- [Objective] Gather each line of the entries below that includes "name".
----- Excerpted records
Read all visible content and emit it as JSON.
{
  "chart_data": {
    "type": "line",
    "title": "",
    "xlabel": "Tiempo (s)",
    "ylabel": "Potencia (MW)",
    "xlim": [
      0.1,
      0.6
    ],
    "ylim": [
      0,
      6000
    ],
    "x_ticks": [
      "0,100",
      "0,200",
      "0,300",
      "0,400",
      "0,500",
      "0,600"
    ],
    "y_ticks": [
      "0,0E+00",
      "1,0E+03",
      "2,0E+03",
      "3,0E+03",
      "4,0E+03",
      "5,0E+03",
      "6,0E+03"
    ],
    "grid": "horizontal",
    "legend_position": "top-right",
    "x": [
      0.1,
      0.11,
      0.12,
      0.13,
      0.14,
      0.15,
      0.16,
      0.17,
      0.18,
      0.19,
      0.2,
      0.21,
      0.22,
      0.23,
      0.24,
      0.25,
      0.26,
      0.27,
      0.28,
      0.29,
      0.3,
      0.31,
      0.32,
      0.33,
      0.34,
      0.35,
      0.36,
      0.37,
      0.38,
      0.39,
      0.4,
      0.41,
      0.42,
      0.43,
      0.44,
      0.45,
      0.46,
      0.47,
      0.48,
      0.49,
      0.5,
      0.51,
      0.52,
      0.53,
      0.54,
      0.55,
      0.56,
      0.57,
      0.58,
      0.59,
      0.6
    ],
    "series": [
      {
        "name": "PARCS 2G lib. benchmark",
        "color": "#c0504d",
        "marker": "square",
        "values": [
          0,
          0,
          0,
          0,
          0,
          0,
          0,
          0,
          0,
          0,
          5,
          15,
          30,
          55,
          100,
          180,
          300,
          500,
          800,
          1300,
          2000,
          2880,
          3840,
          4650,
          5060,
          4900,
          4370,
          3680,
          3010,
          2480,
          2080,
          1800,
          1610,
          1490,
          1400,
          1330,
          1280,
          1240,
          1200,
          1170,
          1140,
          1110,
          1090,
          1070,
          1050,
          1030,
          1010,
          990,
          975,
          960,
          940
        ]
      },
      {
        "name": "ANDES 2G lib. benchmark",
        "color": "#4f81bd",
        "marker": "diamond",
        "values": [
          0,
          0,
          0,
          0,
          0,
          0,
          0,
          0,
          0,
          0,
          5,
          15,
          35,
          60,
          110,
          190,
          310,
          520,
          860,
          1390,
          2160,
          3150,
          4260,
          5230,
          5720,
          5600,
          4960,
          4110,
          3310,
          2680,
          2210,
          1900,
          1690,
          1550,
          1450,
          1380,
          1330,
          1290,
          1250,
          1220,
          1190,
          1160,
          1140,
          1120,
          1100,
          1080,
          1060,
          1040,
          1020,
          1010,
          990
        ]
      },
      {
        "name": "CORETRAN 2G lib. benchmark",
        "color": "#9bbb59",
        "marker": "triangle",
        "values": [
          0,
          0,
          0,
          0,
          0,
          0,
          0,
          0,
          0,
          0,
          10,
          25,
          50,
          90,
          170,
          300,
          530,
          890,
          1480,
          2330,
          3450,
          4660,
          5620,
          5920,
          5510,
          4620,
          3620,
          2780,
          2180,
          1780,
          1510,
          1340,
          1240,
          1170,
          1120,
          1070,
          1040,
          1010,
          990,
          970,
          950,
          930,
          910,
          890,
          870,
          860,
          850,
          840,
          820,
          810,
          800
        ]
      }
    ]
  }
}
----------
----- Excerpted records
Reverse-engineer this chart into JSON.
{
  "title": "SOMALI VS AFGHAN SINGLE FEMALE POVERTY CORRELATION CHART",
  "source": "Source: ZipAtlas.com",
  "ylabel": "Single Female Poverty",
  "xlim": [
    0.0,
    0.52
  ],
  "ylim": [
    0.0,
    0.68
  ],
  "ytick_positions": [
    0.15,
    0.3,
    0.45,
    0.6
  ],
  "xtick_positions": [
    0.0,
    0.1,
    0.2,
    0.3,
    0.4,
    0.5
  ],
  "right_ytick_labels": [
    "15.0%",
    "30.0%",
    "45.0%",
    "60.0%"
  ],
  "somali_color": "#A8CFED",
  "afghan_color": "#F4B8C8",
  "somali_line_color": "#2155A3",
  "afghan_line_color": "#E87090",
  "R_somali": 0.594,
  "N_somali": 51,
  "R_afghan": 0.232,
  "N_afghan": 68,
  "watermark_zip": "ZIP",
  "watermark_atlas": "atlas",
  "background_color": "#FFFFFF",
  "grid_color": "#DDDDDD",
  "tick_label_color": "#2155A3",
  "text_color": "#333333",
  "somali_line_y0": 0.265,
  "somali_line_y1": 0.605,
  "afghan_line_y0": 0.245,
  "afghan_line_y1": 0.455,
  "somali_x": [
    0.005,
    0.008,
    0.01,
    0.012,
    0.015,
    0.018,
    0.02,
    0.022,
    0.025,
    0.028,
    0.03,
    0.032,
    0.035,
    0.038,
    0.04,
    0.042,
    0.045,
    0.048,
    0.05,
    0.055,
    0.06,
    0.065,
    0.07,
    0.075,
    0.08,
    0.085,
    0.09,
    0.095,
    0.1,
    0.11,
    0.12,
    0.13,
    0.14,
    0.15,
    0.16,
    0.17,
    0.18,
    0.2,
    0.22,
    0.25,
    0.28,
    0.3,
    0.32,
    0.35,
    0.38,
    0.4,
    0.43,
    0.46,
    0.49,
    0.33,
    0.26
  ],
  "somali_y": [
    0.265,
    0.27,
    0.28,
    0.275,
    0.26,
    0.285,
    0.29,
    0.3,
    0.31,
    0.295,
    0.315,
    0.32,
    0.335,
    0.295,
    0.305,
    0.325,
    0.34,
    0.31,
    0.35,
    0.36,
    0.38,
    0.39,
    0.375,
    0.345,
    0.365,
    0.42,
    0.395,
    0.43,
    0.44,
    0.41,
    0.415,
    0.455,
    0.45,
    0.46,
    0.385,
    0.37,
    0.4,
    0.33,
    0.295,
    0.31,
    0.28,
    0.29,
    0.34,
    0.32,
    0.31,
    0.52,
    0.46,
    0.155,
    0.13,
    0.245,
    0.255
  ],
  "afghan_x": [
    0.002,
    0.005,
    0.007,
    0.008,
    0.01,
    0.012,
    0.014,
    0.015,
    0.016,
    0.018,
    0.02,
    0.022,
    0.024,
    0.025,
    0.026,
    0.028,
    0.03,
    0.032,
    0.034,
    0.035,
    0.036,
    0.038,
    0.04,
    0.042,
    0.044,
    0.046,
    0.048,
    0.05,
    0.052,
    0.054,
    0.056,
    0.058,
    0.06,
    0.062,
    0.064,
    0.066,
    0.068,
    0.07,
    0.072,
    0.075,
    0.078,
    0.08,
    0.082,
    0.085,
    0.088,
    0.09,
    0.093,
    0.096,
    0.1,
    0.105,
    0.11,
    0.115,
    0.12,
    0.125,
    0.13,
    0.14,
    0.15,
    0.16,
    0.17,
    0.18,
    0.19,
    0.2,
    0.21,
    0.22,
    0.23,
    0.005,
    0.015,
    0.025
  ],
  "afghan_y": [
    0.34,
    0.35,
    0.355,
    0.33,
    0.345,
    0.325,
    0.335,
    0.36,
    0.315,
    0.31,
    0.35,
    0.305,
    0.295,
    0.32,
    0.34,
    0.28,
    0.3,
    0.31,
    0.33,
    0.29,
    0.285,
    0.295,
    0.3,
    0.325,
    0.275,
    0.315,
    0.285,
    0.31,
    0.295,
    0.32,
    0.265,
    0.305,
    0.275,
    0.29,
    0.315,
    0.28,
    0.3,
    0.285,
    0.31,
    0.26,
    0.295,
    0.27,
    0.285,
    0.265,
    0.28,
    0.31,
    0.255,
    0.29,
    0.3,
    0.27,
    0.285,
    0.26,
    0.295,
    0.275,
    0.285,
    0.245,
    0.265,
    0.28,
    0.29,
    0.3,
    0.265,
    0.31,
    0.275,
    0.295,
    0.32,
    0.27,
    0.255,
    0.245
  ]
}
----------
- [Output of the task]
        "name": "PARCS 2G lib. benchmark",
        "name": "ANDES 2G lib. benchmark",
        "name": "CORETRAN 2G lib. benchmark",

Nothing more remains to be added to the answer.